Extract the full set of records that follows, word for word.

[Recorded data]:
________________________
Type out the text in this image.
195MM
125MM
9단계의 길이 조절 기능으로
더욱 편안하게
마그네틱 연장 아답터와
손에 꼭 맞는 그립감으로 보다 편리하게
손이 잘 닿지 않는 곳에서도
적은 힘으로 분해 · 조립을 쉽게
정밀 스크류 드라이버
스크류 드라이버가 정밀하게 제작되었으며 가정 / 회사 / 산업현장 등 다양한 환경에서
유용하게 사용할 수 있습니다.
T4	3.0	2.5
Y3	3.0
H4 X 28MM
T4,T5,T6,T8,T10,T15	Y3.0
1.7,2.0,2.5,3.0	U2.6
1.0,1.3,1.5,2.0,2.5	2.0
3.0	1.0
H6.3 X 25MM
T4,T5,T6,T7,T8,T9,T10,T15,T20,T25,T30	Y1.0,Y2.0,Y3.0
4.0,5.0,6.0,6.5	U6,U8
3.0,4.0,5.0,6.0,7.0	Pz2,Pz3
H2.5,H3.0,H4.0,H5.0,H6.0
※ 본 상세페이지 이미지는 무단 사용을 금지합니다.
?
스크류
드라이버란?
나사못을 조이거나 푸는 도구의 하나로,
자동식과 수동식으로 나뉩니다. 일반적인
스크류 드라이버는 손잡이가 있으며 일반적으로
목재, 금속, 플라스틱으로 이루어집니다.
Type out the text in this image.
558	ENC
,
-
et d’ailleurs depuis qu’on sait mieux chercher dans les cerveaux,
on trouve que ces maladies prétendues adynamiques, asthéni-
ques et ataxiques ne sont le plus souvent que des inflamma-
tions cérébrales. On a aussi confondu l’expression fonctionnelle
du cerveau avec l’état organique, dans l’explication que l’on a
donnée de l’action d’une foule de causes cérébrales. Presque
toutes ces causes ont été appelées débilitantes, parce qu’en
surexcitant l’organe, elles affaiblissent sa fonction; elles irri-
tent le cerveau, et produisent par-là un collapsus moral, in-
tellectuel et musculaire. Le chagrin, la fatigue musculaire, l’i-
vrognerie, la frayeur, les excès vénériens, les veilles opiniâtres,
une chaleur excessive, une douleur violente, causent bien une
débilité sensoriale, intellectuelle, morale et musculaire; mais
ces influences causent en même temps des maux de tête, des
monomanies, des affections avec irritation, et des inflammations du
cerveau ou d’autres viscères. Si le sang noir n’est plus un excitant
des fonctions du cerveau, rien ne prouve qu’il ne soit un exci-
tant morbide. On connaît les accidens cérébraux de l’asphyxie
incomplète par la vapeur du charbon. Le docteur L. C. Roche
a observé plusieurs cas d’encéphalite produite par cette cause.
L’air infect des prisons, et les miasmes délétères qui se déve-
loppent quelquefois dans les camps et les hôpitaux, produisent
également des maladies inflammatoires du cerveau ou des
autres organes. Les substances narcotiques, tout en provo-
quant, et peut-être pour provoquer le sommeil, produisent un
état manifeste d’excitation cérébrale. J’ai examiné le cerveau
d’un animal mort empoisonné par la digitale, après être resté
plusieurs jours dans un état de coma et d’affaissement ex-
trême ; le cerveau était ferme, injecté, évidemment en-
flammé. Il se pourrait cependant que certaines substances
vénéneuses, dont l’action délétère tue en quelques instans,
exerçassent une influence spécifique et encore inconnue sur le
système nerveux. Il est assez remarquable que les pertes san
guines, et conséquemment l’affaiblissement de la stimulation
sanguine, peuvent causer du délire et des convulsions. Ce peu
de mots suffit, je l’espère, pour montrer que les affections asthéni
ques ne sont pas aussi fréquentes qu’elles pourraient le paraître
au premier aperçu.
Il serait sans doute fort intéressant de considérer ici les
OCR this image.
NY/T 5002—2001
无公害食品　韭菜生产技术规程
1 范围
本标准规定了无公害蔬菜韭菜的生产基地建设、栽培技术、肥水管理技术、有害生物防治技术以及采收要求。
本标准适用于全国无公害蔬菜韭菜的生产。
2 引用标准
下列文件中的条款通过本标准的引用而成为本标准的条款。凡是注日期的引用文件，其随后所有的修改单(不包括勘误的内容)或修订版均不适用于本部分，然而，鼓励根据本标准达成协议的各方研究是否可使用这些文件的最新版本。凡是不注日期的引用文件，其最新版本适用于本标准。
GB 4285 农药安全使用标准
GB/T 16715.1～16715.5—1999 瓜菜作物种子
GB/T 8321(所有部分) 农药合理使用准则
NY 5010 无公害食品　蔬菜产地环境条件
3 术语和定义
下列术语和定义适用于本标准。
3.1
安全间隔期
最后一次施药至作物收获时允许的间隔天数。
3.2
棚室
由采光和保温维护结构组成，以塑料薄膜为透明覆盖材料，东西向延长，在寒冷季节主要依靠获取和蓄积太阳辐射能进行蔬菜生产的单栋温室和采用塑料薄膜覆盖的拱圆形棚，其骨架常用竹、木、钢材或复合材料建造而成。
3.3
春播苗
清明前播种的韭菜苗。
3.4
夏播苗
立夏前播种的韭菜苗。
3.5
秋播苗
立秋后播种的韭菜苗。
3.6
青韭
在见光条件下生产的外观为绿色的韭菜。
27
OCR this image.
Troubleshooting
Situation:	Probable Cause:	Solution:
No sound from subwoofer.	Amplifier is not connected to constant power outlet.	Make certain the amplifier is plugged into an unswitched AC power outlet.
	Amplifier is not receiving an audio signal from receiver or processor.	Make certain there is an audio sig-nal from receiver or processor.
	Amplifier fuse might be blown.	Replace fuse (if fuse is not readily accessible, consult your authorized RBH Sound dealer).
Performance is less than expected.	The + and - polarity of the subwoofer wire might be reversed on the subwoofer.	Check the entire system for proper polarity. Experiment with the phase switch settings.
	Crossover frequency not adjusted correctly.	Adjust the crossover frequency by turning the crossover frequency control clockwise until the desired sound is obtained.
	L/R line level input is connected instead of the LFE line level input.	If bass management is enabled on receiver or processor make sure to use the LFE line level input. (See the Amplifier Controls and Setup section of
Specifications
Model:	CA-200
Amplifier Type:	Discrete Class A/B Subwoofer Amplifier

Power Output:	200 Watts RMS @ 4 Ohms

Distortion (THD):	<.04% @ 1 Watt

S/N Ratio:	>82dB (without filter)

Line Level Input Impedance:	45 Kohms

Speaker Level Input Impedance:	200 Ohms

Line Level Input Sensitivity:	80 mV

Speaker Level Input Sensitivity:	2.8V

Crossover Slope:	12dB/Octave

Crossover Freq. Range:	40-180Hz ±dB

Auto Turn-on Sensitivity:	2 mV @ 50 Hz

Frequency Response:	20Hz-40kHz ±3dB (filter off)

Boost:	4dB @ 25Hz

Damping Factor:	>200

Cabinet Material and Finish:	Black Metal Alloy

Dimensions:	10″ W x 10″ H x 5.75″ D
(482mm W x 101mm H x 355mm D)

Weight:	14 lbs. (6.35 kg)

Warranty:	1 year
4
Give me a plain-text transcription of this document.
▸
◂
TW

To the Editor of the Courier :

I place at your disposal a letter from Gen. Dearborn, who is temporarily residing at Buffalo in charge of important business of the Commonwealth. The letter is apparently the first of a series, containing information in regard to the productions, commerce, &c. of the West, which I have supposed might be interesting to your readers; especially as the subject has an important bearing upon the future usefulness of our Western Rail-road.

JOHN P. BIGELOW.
________________________
[Final result]:
Type out the text in this image.
195MM
125MM
9단계의 길이 조절 기능으로
더욱 편안하게
마그네틱 연장 아답터와
손에 꼭 맞는 그립감으로 보다 편리하게
손이 잘 닿지 않는 곳에서도
적은 힘으로 분해 · 조립을 쉽게
정밀 스크류 드라이버
스크류 드라이버가 정밀하게 제작되었으며 가정 / 회사 / 산업현장 등 다양한 환경에서
유용하게 사용할 수 있습니다.
T4	3.0	2.5
Y3	3.0
H4 X 28MM
T4,T5,T6,T8,T10,T15	Y3.0
1.7,2.0,2.5,3.0	U2.6
1.0,1.3,1.5,2.0,2.5	2.0
3.0	1.0
H6.3 X 25MM
T4,T5,T6,T7,T8,T9,T10,T15,T20,T25,T30	Y1.0,Y2.0,Y3.0
4.0,5.0,6.0,6.5	U6,U8
3.0,4.0,5.0,6.0,7.0	Pz2,Pz3
H2.5,H3.0,H4.0,H5.0,H6.0
※ 본 상세페이지 이미지는 무단 사용을 금지합니다.
?
스크류
드라이버란?
나사못을 조이거나 푸는 도구의 하나로,
자동식과 수동식으로 나뉩니다. 일반적인
스크류 드라이버는 손잡이가 있으며 일반적으로
목재, 금속, 플라스틱으로 이루어집니다.
Type out the text in this image.
558	ENC
,
-
et d’ailleurs depuis qu’on sait mieux chercher dans les cerveaux,
on trouve que ces maladies prétendues adynamiques, asthéni-
ques et ataxiques ne sont le plus souvent que des inflamma-
tions cérébrales. On a aussi confondu l’expression fonctionnelle
du cerveau avec l’état organique, dans l’explication que l’on a
donnée de l’action d’une foule de causes cérébrales. Presque
toutes ces causes ont été appelées débilitantes, parce qu’en
surexcitant l’organe, elles affaiblissent sa fonction; elles irri-
tent le cerveau, et produisent par-là un collapsus moral, in-
tellectuel et musculaire. Le chagrin, la fatigue musculaire, l’i-
vrognerie, la frayeur, les excès vénériens, les veilles opiniâtres,
une chaleur excessive, une douleur violente, causent bien une
débilité sensoriale, intellectuelle, morale et musculaire; mais
ces influences causent en même temps des maux de tête, des
monomanies, des affections avec irritation, et des inflammations du
cerveau ou d’autres viscères. Si le sang noir n’est plus un excitant
des fonctions du cerveau, rien ne prouve qu’il ne soit un exci-
tant morbide. On connaît les accidens cérébraux de l’asphyxie
incomplète par la vapeur du charbon. Le docteur L. C. Roche
a observé plusieurs cas d’encéphalite produite par cette cause.
L’air infect des prisons, et les miasmes délétères qui se déve-
loppent quelquefois dans les camps et les hôpitaux, produisent
également des maladies inflammatoires du cerveau ou des
autres organes. Les substances narcotiques, tout en provo-
quant, et peut-être pour provoquer le sommeil, produisent un
état manifeste d’excitation cérébrale. J’ai examiné le cerveau
d’un animal mort empoisonné par la digitale, après être resté
plusieurs jours dans un état de coma et d’affaissement ex-
trême ; le cerveau était ferme, injecté, évidemment en-
flammé. Il se pourrait cependant que certaines substances
vénéneuses, dont l’action délétère tue en quelques instans,
exerçassent une influence spécifique et encore inconnue sur le
système nerveux. Il est assez remarquable que les pertes san
guines, et conséquemment l’affaiblissement de la stimulation
sanguine, peuvent causer du délire et des convulsions. Ce peu
de mots suffit, je l’espère, pour montrer que les affections asthéni
ques ne sont pas aussi fréquentes qu’elles pourraient le paraître
au premier aperçu.
Il serait sans doute fort intéressant de considérer ici les
OCR this image.
NY/T 5002—2001
无公害食品　韭菜生产技术规程
1 范围
本标准规定了无公害蔬菜韭菜的生产基地建设、栽培技术、肥水管理技术、有害生物防治技术以及采收要求。
本标准适用于全国无公害蔬菜韭菜的生产。
2 引用标准
下列文件中的条款通过本标准的引用而成为本标准的条款。凡是注日期的引用文件，其随后所有的修改单(不包括勘误的内容)或修订版均不适用于本部分，然而，鼓励根据本标准达成协议的各方研究是否可使用这些文件的最新版本。凡是不注日期的引用文件，其最新版本适用于本标准。
GB 4285 农药安全使用标准
GB/T 16715.1～16715.5—1999 瓜菜作物种子
GB/T 8321(所有部分) 农药合理使用准则
NY 5010 无公害食品　蔬菜产地环境条件
3 术语和定义
下列术语和定义适用于本标准。
3.1
安全间隔期
最后一次施药至作物收获时允许的间隔天数。
3.2
棚室
由采光和保温维护结构组成，以塑料薄膜为透明覆盖材料，东西向延长，在寒冷季节主要依靠获取和蓄积太阳辐射能进行蔬菜生产的单栋温室和采用塑料薄膜覆盖的拱圆形棚，其骨架常用竹、木、钢材或复合材料建造而成。
3.3
春播苗
清明前播种的韭菜苗。
3.4
夏播苗
立夏前播种的韭菜苗。
3.5
秋播苗
立秋后播种的韭菜苗。
3.6
青韭
在见光条件下生产的外观为绿色的韭菜。
27
OCR this image.
Troubleshooting
Situation:	Probable Cause:	Solution:
No sound from subwoofer.	Amplifier is not connected to constant power outlet.	Make certain the amplifier is plugged into an unswitched AC power outlet.
	Amplifier is not receiving an audio signal from receiver or processor.	Make certain there is an audio sig-nal from receiver or processor.
	Amplifier fuse might be blown.	Replace fuse (if fuse is not readily accessible, consult your authorized RBH Sound dealer).
Performance is less than expected.	The + and - polarity of the subwoofer wire might be reversed on the subwoofer.	Check the entire system for proper polarity. Experiment with the phase switch settings.
	Crossover frequency not adjusted correctly.	Adjust the crossover frequency by turning the crossover frequency control clockwise until the desired sound is obtained.
	L/R line level input is connected instead of the LFE line level input.	If bass management is enabled on receiver or processor make sure to use the LFE line level input. (See the Amplifier Controls and Setup section of
Specifications
Model:	CA-200
Amplifier Type:	Discrete Class A/B Subwoofer Amplifier

Power Output:	200 Watts RMS @ 4 Ohms

Distortion (THD):	<.04% @ 1 Watt

S/N Ratio:	>82dB (without filter)

Line Level Input Impedance:	45 Kohms

Speaker Level Input Impedance:	200 Ohms

Line Level Input Sensitivity:	80 mV

Speaker Level Input Sensitivity:	2.8V

Crossover Slope:	12dB/Octave

Crossover Freq. Range:	40-180Hz ±dB

Auto Turn-on Sensitivity:	2 mV @ 50 Hz

Frequency Response:	20Hz-40kHz ±3dB (filter off)

Boost:	4dB @ 25Hz

Damping Factor:	>200

Cabinet Material and Finish:	Black Metal Alloy

Dimensions:	10″ W x 10″ H x 5.75″ D
(482mm W x 101mm H x 355mm D)

Weight:	14 lbs. (6.35 kg)

Warranty:	1 year
4
Give me a plain-text transcription of this document.
▸
◂
TW

To the Editor of the Courier :

I place at your disposal a letter from Gen. Dearborn, who is temporarily residing at Buffalo in charge of important business of the Commonwealth. The letter is apparently the first of a series, containing information in regard to the productions, commerce, &c. of the West, which I have supposed might be interesting to your readers; especially as the subject has an important bearing upon the future usefulness of our Western Rail-road.

JOHN P. BIGELOW.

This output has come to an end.